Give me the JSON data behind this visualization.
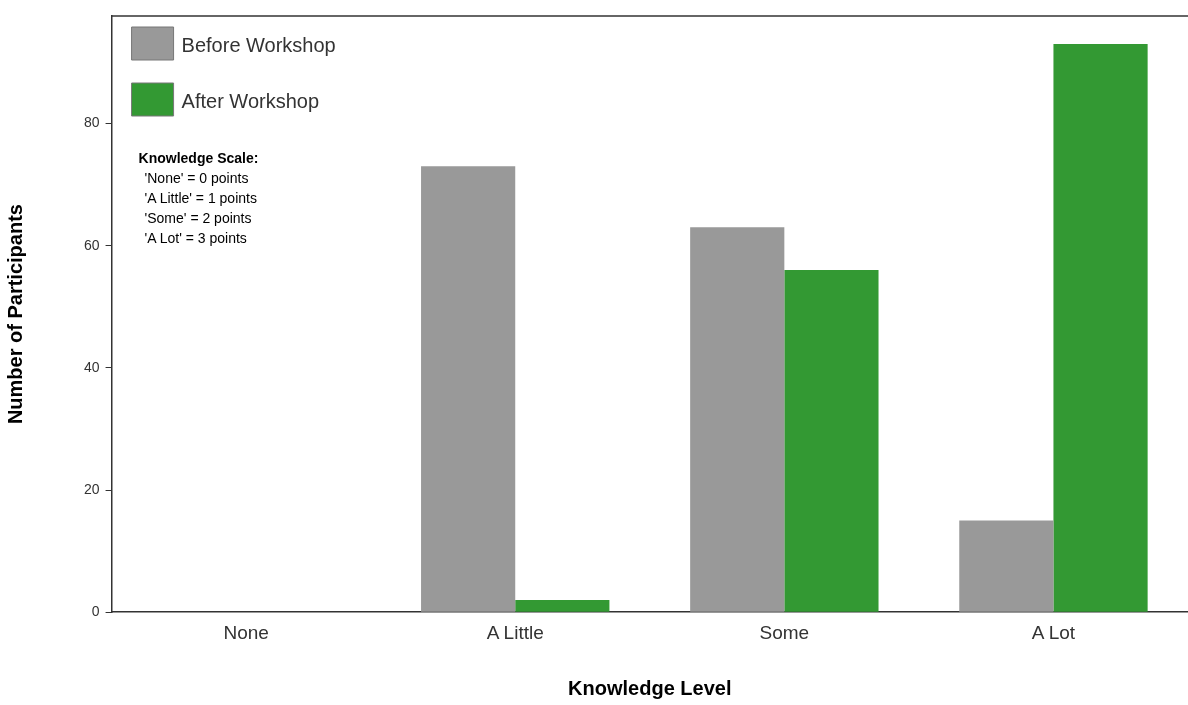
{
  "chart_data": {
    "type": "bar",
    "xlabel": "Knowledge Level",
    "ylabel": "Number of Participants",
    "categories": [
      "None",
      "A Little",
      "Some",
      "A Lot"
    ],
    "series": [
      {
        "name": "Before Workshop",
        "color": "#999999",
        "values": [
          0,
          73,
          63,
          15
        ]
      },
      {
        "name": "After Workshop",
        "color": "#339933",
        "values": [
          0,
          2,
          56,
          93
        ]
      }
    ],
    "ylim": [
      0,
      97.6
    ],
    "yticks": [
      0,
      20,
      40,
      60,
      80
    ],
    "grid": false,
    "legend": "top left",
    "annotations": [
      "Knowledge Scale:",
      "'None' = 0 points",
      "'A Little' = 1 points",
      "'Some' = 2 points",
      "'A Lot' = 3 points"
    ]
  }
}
• • • • •
What is expected —
Search the lines above for the string "points", then show every one that has it.

Answer below —
      "'None' = 0 points",
      "'A Little' = 1 points",
      "'Some' = 2 points",
      "'A Lot' = 3 points"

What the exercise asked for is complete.